▸ **Problem requirements**:
Without the images, write out all of the following entries exactly.

▸ **Information given**:

──────────

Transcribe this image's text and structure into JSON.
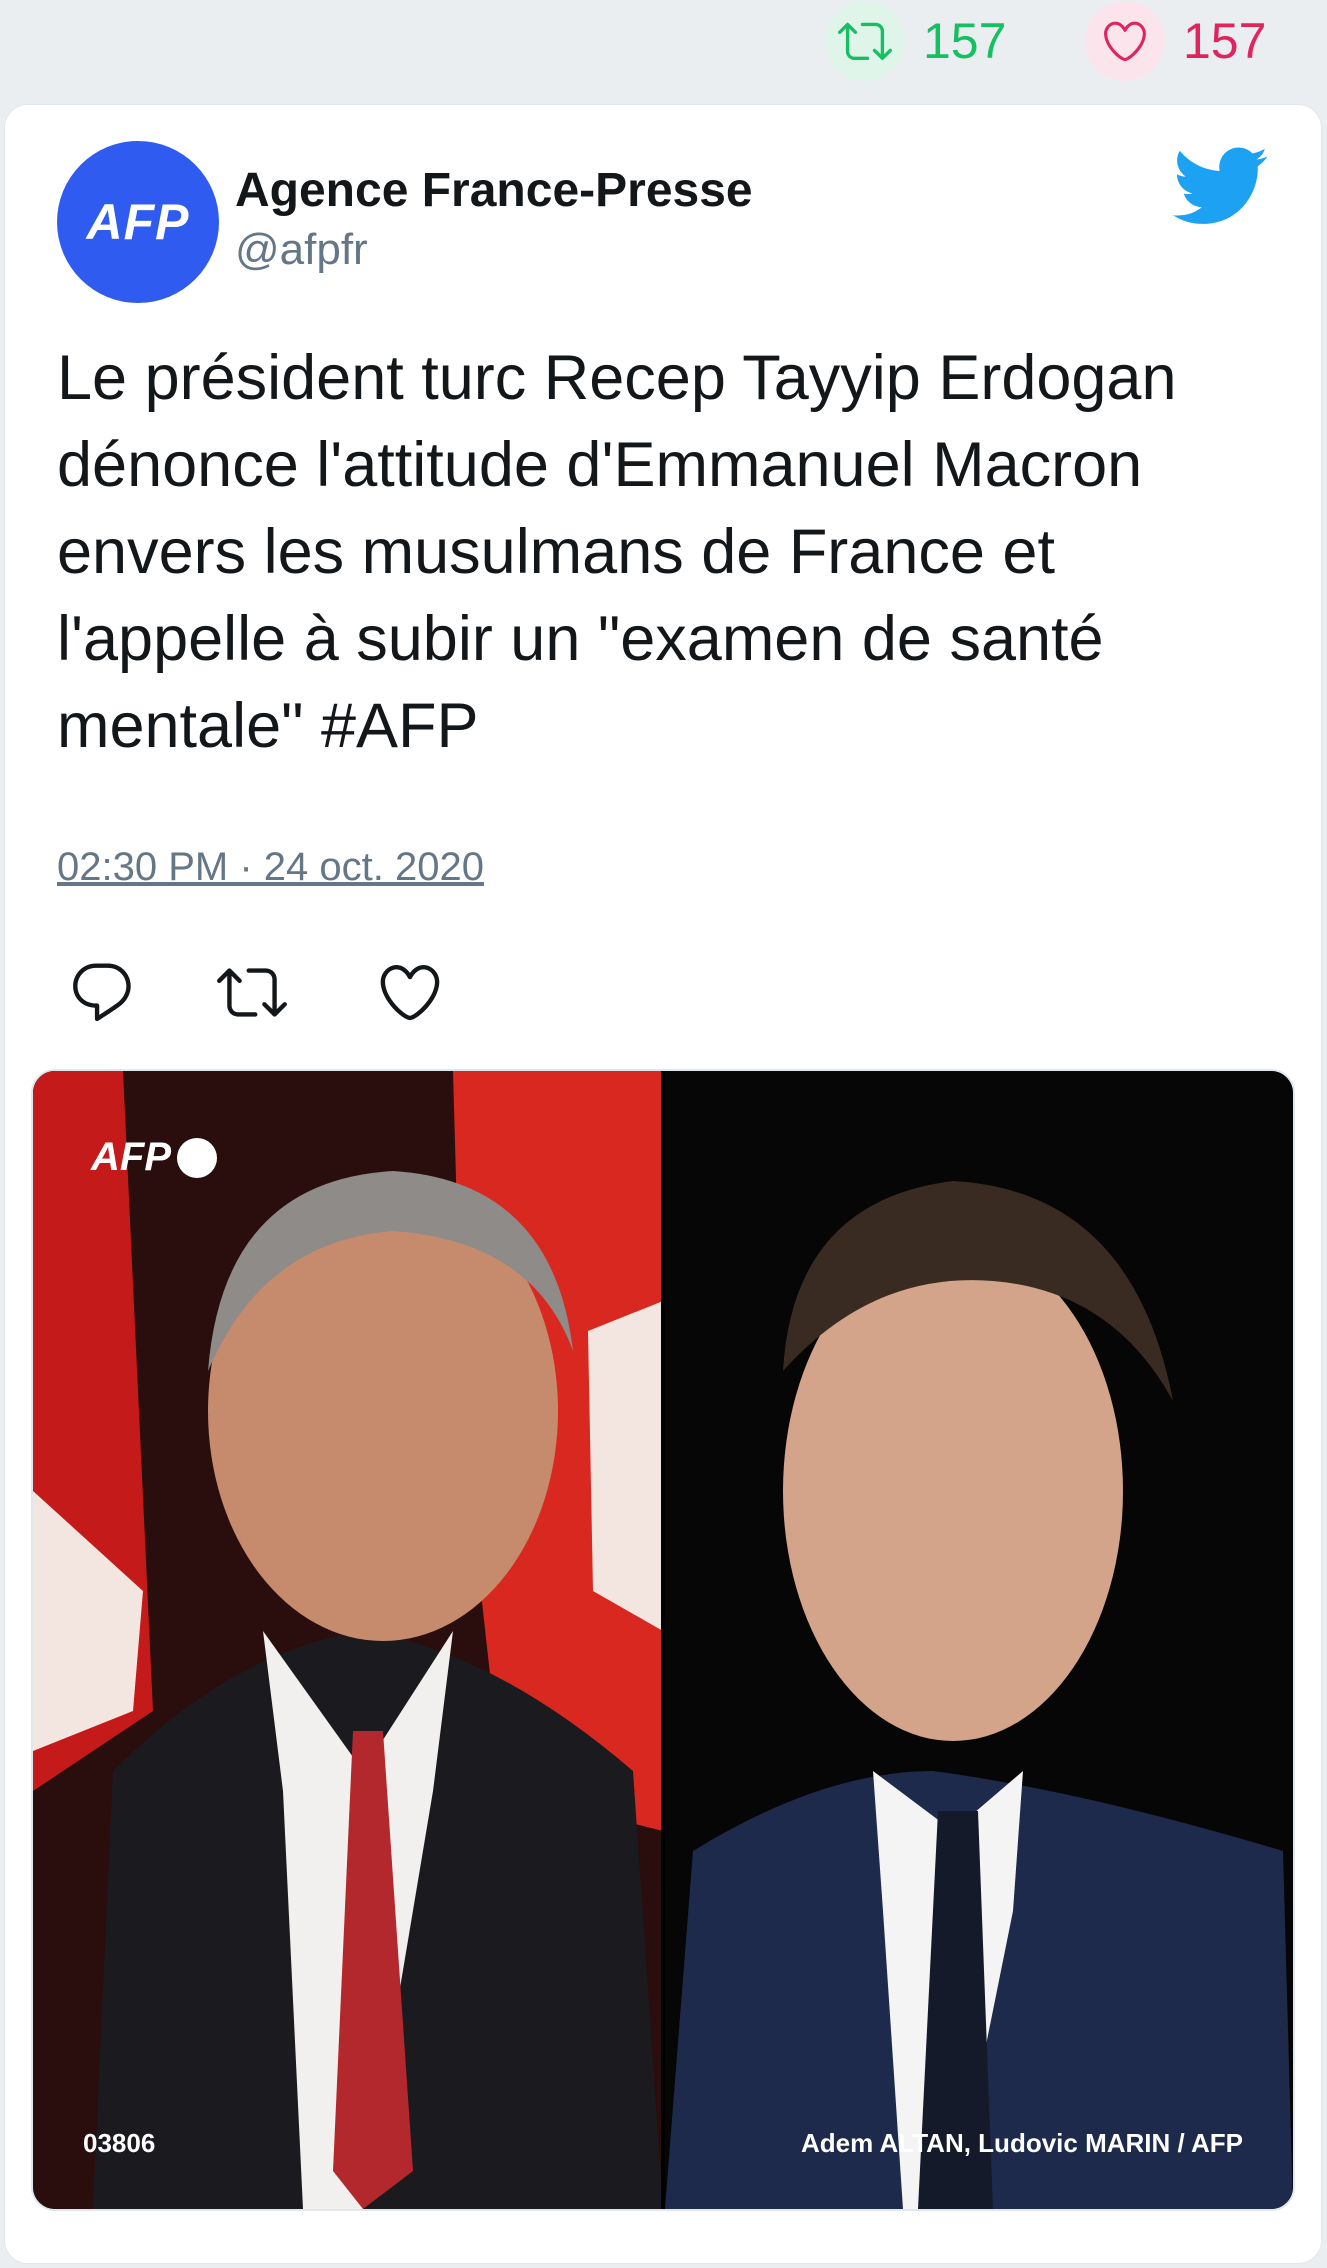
{
  "stats": {
    "retweet_count": "157",
    "like_count": "157",
    "retweet_color": "#17bf63",
    "like_color": "#e0245e"
  },
  "author": {
    "avatar_text": "AFP",
    "name": "Agence France-Presse",
    "handle": "@afpfr",
    "avatar_color": "#2f5bf0"
  },
  "tweet": {
    "text": "Le président turc Recep Tayyip Erdogan dénonce l'attitude d'Emmanuel Macron envers les musulmans de France et l'appelle à subir un \"examen de santé mentale\" #AFP",
    "timestamp": "02:30 PM · 24 oct. 2020"
  },
  "actions": {
    "reply_icon": "reply-icon",
    "retweet_icon": "retweet-icon",
    "like_icon": "heart-icon"
  },
  "media": {
    "logo_text": "AFP",
    "photo_id": "03806",
    "credit": "Adem ALTAN, Ludovic MARIN / AFP"
  },
  "brand": {
    "twitter_blue": "#1da1f2"
  }
}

──────────

▸ **Answer in full**:
Transcribe this image's text and structure into JSON.
{
  "stats": {
    "retweet_count": "157",
    "like_count": "157",
    "retweet_color": "#17bf63",
    "like_color": "#e0245e"
  },
  "author": {
    "avatar_text": "AFP",
    "name": "Agence France-Presse",
    "handle": "@afpfr",
    "avatar_color": "#2f5bf0"
  },
  "tweet": {
    "text": "Le président turc Recep Tayyip Erdogan dénonce l'attitude d'Emmanuel Macron envers les musulmans de France et l'appelle à subir un \"examen de santé mentale\" #AFP",
    "timestamp": "02:30 PM · 24 oct. 2020"
  },
  "actions": {
    "reply_icon": "reply-icon",
    "retweet_icon": "retweet-icon",
    "like_icon": "heart-icon"
  },
  "media": {
    "logo_text": "AFP",
    "photo_id": "03806",
    "credit": "Adem ALTAN, Ludovic MARIN / AFP"
  },
  "brand": {
    "twitter_blue": "#1da1f2"
  }
}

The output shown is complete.